Given passage
>>>

Thursday 29 February 2024

February Round Up

 


I’m not one of these readers who set themselves reading goals. I read what I read when I read it. Some choices are dictated by proofs, arcs and blog tours but they’re fewer now than ever so I can indulge in my own selections. 

 

Speaking in Tongues – Jeffery Deaver 

I was sent this book as part of a book bundle at Christmas from my sister. I’d read a couple of Jeffery's novels before so thought I knew what to expect but whilst I found this gripping it wasn’t a pleasant read. 

 

The Fox Wife – Yangsze Choo

I was so thrilled to receive an advance copy of this book from a publisher who I thought had dropped me off their lists years ago. I read The Night Tiger as part of a buddy read initiated on social media and it was a lot of fun. The book will stay with me forever particularly the character of Ren. This latest offering from this author is a shapeshifting homage to the fox, full of intrigue and mystery and no less haunting than The Night Tiger.

<<<

Tasks to complete
a: In the February reading round-up, who sent the writer Speaking in Tongues?
b: List every book title mentioned in the February reading round-up.
c: Write the next part of the February reading round-up, picking up right after its final sentence.

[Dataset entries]

>>>

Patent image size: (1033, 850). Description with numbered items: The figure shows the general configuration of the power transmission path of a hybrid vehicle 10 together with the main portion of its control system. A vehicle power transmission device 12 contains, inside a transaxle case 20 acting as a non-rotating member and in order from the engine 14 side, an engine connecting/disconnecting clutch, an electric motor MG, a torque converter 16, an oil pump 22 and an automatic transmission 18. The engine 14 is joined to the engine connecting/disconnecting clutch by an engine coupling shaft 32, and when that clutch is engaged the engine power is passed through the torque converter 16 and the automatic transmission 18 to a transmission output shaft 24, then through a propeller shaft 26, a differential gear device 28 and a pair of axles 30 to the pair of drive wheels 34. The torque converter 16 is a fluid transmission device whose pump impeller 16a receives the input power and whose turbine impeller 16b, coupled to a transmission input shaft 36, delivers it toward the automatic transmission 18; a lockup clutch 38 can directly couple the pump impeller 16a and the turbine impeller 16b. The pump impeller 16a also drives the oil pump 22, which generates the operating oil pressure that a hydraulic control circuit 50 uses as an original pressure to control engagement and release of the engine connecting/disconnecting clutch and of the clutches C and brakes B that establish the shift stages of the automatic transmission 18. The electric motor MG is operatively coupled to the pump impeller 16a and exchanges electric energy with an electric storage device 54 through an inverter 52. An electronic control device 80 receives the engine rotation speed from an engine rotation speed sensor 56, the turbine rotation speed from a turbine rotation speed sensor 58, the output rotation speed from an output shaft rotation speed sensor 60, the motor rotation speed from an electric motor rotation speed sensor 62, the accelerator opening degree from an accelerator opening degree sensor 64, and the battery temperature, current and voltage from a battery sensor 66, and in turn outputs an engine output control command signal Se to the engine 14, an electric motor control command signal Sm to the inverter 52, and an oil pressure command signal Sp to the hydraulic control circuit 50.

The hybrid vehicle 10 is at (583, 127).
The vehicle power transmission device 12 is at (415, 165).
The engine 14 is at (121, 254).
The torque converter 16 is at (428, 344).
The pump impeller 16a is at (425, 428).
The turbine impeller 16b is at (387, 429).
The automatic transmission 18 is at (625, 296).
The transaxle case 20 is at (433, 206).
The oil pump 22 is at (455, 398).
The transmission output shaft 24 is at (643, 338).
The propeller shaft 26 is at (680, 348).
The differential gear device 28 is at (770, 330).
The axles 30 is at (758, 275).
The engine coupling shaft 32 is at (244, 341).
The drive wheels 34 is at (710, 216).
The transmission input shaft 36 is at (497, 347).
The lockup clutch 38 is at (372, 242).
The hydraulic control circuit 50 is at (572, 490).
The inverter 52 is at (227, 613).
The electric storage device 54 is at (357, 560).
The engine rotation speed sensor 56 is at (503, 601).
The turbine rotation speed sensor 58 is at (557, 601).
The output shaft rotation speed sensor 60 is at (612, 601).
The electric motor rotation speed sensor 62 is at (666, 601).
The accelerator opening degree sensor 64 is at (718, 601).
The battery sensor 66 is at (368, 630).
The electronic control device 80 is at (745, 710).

<<<

Answers to the problems
a: The writer's sister sent it, as part of a book bundle at Christmas.

b: Speaking in Tongues, The Fox Wife, The Night Tiger

c:
 

Poor Things – Alasdair Gray

I borrowed this from the library as I was intrigued by the film buzz. I haven’t seen the film yet, but Emma Stone is one of my favourite actresses and I see that she won a BAFTA for her performance.  I expect I’ll wait for it to be shown on TV. I thought the book was a vehicle for the author’s political and sociological opinions, but it was certainly a phantasmagoria of a book!

 

The Dark Within Them – Isabelle Kenyon

Isabelle Kenyon is an independent publisher at Fly on the Wall Press. She often invites me to participate in blog tours and is understanding of my need for physical books. As a blog tour organiser, she is one of the most supportive and encouraging I’ve worked with. So, I preordered a copy of her book because I was interested, and I wanted to support her back. I didn’t know what to expect with this book, but I could never have imagined this. – a thriller set in a Mormon community in Utah! It’s quite a dark tale with plenty of twists and turns, plenty to keep me guessing.

 



The Sanatorium – Sarah Pearse

I had seen this book on social media, and I chose it as a prize from a publisher following my participation in a bookish community. I found it to be gripping and tense and heading towards the ‘unputdownable’ genre although I felt it fell away a little towards the end. That didn’t stop me borrowing the next in the series The Retreat, which I’m reading currently.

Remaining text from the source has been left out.